● **WHAT TO WORK ON**:
Take every line from the listing below that contains "christiannerisman".

Start DATA PROVIDED

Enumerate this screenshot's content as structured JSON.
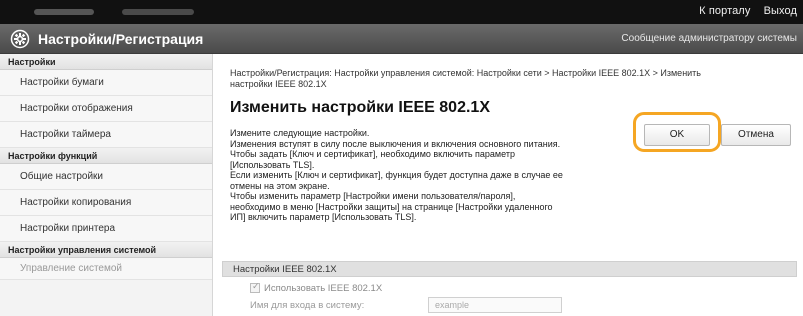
{
  "topbar": {
    "links": [
      "К порталу",
      "Выход"
    ]
  },
  "header": {
    "title": "Настройки/Регистрация",
    "message": "Сообщение администратору системы"
  },
  "sidebar": {
    "groups": [
      {
        "label": "Настройки",
        "items": [
          "Настройки бумаги",
          "Настройки отображения",
          "Настройки таймера"
        ]
      },
      {
        "label": "Настройки функций",
        "items": [
          "Общие настройки",
          "Настройки копирования",
          "Настройки принтера"
        ]
      },
      {
        "label": "Настройки управления системой",
        "items": [
          "Управление системой"
        ]
      }
    ]
  },
  "main": {
    "breadcrumb_line1": "Настройки/Регистрация: Настройки управления системой: Настройки сети > Настройки IEEE 802.1X > Изменить",
    "breadcrumb_line2": "настройки IEEE 802.1X",
    "page_title": "Изменить настройки IEEE 802.1X",
    "description": [
      "Измените следующие настройки.",
      "Изменения вступят в силу после выключения и включения основного питания.",
      "Чтобы задать [Ключ и сертификат], необходимо включить параметр",
      "[Использовать TLS].",
      "Если изменить [Ключ и сертификат], функция будет доступна даже в случае ее",
      "отмены на этом экране.",
      "Чтобы изменить параметр [Настройки имени пользователя/пароля],",
      "необходимо в меню [Настройки защиты] на странице [Настройки удаленного",
      "ИП] включить параметр [Использовать TLS]."
    ],
    "ok_label": "OK",
    "cancel_label": "Отмена",
    "section_title": "Настройки IEEE 802.1X",
    "use_ieee_label": "Использовать IEEE 802.1X",
    "login_name_label": "Имя для входа в систему:",
    "login_name_value": "example"
  },
  "colors": {
    "highlight": "#f5a623",
    "header_bg": "#5a5a5a",
    "topbar_bg": "#111111"
  },
  "icons": {
    "header": "gear-icon"
  }
}
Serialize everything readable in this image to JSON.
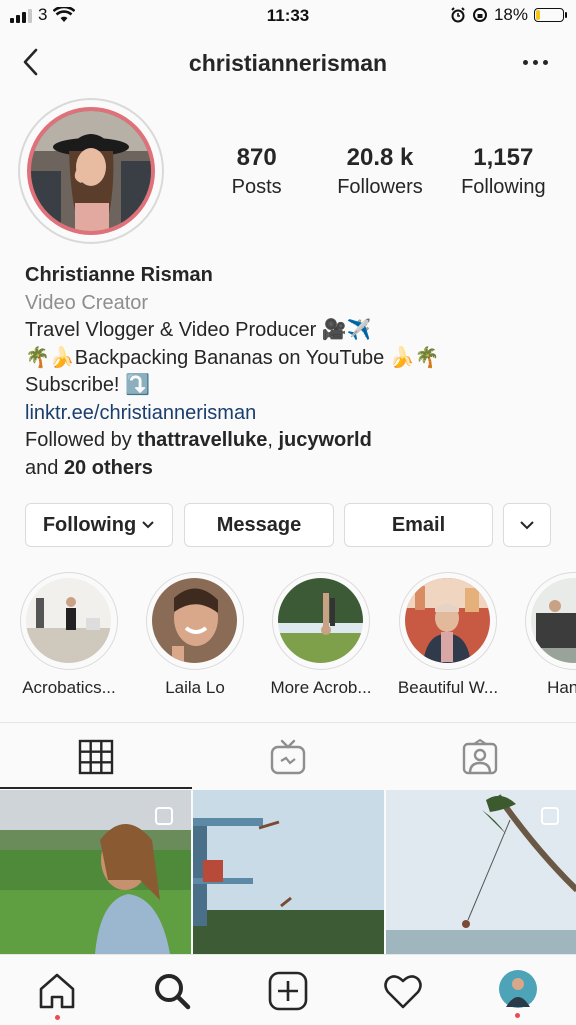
{
  "status_bar": {
    "carrier": "3",
    "time": "11:33",
    "battery_percent": "18%",
    "battery_level": 0.18,
    "battery_color": "#f5c518"
  },
  "header": {
    "username": "christiannerisman"
  },
  "stats": [
    {
      "value": "870",
      "label": "Posts"
    },
    {
      "value": "20.8 k",
      "label": "Followers"
    },
    {
      "value": "1,157",
      "label": "Following"
    }
  ],
  "bio": {
    "name": "Christianne Risman",
    "category": "Video Creator",
    "line1": "Travel Vlogger & Video Producer 🎥✈️",
    "line2": "🌴🍌Backpacking Bananas on YouTube 🍌🌴",
    "line3": "Subscribe! ⤵️",
    "link": "linktr.ee/christiannerisman",
    "followed_by_prefix": "Followed by ",
    "followed_user_1": "thattravelluke",
    "followed_sep": ", ",
    "followed_user_2": "jucyworld",
    "followed_and": "and ",
    "followed_others": "20 others"
  },
  "buttons": {
    "following": "Following",
    "message": "Message",
    "email": "Email"
  },
  "highlights": [
    {
      "label": "Acrobatics..."
    },
    {
      "label": "Laila Lo"
    },
    {
      "label": "More Acrob..."
    },
    {
      "label": "Beautiful W..."
    },
    {
      "label": "Handst"
    }
  ],
  "tabs": [
    "grid-icon",
    "igtv-icon",
    "tagged-icon"
  ],
  "bottom_nav": [
    "home-icon",
    "search-icon",
    "add-post-icon",
    "heart-icon",
    "profile-avatar"
  ],
  "colors": {
    "accent_ring": "#e0707a",
    "link": "#1a3e6e",
    "notification_dot": "#ed4956"
  }
}
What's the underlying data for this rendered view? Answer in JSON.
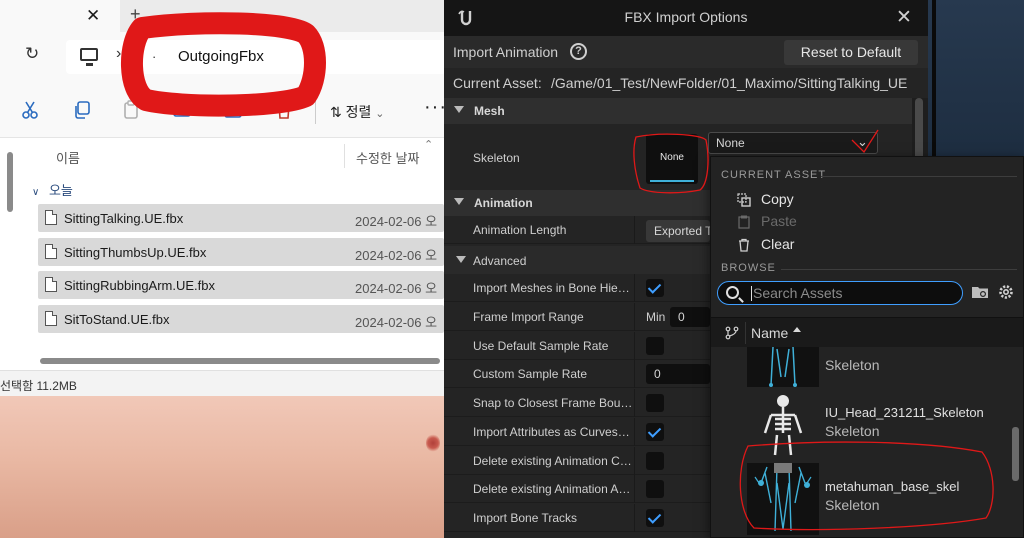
{
  "explorer": {
    "tab_close": "✕",
    "tab_plus": "+",
    "breadcrumb_sep": "›",
    "breadcrumb_dot": "·",
    "folder": "OutgoingFbx",
    "sort_label": "정렬",
    "more": "···",
    "col_name": "이름",
    "col_date": "수정한 날짜",
    "group": "오늘",
    "files": [
      {
        "name": "SittingTalking.UE.fbx",
        "date": "2024-02-06 오"
      },
      {
        "name": "SittingThumbsUp.UE.fbx",
        "date": "2024-02-06 오"
      },
      {
        "name": "SittingRubbingArm.UE.fbx",
        "date": "2024-02-06 오"
      },
      {
        "name": "SitToStand.UE.fbx",
        "date": "2024-02-06 오"
      }
    ],
    "status": "선택함 11.2MB"
  },
  "dialog": {
    "title": "FBX Import Options",
    "close": "✕",
    "import_animation": "Import Animation",
    "help": "?",
    "reset": "Reset to Default",
    "current_asset_label": "Current Asset:",
    "current_asset_value": "/Game/01_Test/NewFolder/01_Maximo/SittingTalking_UE",
    "sections": {
      "mesh": "Mesh",
      "animation": "Animation",
      "advanced": "Advanced"
    },
    "skeleton": {
      "label": "Skeleton",
      "thumb": "None",
      "value": "None",
      "chevron": "⌄"
    },
    "anim_length": {
      "label": "Animation Length",
      "value": "Exported T"
    },
    "props": [
      {
        "label": "Import Meshes in Bone Hierar...",
        "checked": true
      },
      {
        "label": "Frame Import Range",
        "min_label": "Min",
        "min_value": "0"
      },
      {
        "label": "Use Default Sample Rate",
        "checked": false
      },
      {
        "label": "Custom Sample Rate",
        "value": "0"
      },
      {
        "label": "Snap to Closest Frame Bound...",
        "checked": false
      },
      {
        "label": "Import Attributes as Curves o...",
        "checked": true
      },
      {
        "label": "Delete existing Animation Cur...",
        "checked": false
      },
      {
        "label": "Delete existing Animation Attri...",
        "checked": false
      },
      {
        "label": "Import Bone Tracks",
        "checked": true
      }
    ]
  },
  "menu": {
    "current_asset_header": "CURRENT ASSET",
    "copy": "Copy",
    "paste": "Paste",
    "clear": "Clear",
    "browse_header": "BROWSE",
    "search_placeholder": "Search Assets",
    "name_col": "Name",
    "assets": [
      {
        "name": "",
        "type": "Skeleton"
      },
      {
        "name": "IU_Head_231211_Skeleton",
        "type": "Skeleton"
      },
      {
        "name": "metahuman_base_skel",
        "type": "Skeleton"
      }
    ]
  },
  "colors": {
    "accent": "#3f9eff",
    "annotation": "#e01818",
    "skeleton_bone": "#3fb0d8"
  }
}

End DATA PROVIDED

● **RESULT**:
    "username": "christiannerisman"
    "link": "linktr.ee/christiannerisman",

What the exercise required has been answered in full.